Please pull out every line that includes the string "name".

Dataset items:
____

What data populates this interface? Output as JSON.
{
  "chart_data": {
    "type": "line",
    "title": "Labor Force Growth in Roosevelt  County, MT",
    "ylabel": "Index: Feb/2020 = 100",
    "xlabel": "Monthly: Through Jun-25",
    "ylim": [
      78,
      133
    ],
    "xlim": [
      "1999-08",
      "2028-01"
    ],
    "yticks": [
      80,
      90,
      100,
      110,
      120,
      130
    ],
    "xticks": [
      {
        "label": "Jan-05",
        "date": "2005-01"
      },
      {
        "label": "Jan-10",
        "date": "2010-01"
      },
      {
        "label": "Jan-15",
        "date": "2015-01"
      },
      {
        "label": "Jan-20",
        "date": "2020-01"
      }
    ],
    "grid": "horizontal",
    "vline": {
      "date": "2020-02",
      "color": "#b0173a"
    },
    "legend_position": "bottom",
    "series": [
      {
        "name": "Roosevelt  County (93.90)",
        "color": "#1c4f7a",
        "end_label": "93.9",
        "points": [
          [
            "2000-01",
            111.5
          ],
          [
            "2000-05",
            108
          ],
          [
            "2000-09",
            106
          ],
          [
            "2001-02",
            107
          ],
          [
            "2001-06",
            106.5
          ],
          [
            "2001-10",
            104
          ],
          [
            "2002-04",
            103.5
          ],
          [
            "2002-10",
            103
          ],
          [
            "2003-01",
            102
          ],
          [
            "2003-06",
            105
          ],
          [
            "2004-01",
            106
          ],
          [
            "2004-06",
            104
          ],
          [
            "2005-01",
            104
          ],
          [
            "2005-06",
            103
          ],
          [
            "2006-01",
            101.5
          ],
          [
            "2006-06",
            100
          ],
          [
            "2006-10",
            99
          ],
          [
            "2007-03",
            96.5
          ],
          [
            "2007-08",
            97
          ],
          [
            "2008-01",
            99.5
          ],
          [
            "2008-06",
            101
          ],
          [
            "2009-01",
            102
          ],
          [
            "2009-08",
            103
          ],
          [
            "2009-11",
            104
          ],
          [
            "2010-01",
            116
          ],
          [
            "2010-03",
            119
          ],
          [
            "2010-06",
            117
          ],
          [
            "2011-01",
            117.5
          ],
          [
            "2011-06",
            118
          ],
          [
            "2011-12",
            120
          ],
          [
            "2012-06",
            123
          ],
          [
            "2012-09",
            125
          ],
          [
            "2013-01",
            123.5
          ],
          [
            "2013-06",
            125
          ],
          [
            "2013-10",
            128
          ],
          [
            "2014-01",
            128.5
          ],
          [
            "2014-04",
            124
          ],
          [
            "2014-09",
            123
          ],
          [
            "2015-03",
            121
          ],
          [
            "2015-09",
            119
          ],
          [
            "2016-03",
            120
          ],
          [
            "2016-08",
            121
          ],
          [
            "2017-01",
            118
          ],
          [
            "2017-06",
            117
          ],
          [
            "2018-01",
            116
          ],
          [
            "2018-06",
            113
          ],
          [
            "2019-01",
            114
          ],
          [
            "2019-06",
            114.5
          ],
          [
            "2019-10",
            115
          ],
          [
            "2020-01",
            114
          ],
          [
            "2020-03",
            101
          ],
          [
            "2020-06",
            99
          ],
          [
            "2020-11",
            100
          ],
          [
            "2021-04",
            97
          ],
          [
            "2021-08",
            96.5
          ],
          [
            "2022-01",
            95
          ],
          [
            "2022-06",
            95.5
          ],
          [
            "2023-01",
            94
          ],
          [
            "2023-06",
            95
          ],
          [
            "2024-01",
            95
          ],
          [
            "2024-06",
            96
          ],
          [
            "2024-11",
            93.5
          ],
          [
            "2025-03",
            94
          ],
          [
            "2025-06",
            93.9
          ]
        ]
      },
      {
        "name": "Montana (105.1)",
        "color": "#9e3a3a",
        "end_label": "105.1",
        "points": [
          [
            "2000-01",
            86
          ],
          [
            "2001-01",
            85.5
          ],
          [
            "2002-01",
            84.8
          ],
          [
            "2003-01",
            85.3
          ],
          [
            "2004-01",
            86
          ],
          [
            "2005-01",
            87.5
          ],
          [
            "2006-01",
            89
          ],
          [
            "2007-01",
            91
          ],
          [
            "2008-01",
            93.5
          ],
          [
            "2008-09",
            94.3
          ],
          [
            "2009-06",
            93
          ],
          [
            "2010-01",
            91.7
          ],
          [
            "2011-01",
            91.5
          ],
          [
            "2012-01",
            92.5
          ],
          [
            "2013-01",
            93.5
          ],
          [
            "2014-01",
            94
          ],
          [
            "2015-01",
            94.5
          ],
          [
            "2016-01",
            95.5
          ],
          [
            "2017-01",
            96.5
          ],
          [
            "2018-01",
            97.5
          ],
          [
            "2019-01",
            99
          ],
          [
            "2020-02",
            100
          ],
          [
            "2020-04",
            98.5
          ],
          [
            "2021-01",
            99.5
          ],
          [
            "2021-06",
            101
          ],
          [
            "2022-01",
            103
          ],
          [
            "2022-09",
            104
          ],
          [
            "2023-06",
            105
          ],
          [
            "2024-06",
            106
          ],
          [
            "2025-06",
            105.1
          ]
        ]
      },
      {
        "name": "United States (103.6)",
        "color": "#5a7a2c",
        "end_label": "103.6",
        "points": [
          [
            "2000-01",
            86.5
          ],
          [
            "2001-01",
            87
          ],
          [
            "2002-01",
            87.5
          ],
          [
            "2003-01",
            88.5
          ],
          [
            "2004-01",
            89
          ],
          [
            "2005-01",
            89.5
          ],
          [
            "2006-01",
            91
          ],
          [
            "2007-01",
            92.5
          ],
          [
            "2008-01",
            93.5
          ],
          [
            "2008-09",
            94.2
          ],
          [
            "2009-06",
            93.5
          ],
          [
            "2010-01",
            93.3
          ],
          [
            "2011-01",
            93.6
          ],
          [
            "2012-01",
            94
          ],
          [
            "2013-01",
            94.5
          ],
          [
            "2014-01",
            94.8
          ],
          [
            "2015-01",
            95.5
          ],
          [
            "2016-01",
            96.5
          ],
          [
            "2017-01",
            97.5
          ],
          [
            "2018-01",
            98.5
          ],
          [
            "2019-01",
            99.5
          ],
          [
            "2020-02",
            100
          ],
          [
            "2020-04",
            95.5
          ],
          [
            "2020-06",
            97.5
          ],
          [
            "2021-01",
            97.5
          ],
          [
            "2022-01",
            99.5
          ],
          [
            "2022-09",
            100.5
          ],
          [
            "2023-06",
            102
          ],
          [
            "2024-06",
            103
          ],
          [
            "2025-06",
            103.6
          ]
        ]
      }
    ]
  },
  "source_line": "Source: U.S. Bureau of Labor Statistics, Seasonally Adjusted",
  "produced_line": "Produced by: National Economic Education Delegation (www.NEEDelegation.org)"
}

____

■ **Task response**:
        "name": "Roosevelt  County (93.90)",
        "name": "Montana (105.1)",
        "name": "United States (103.6)",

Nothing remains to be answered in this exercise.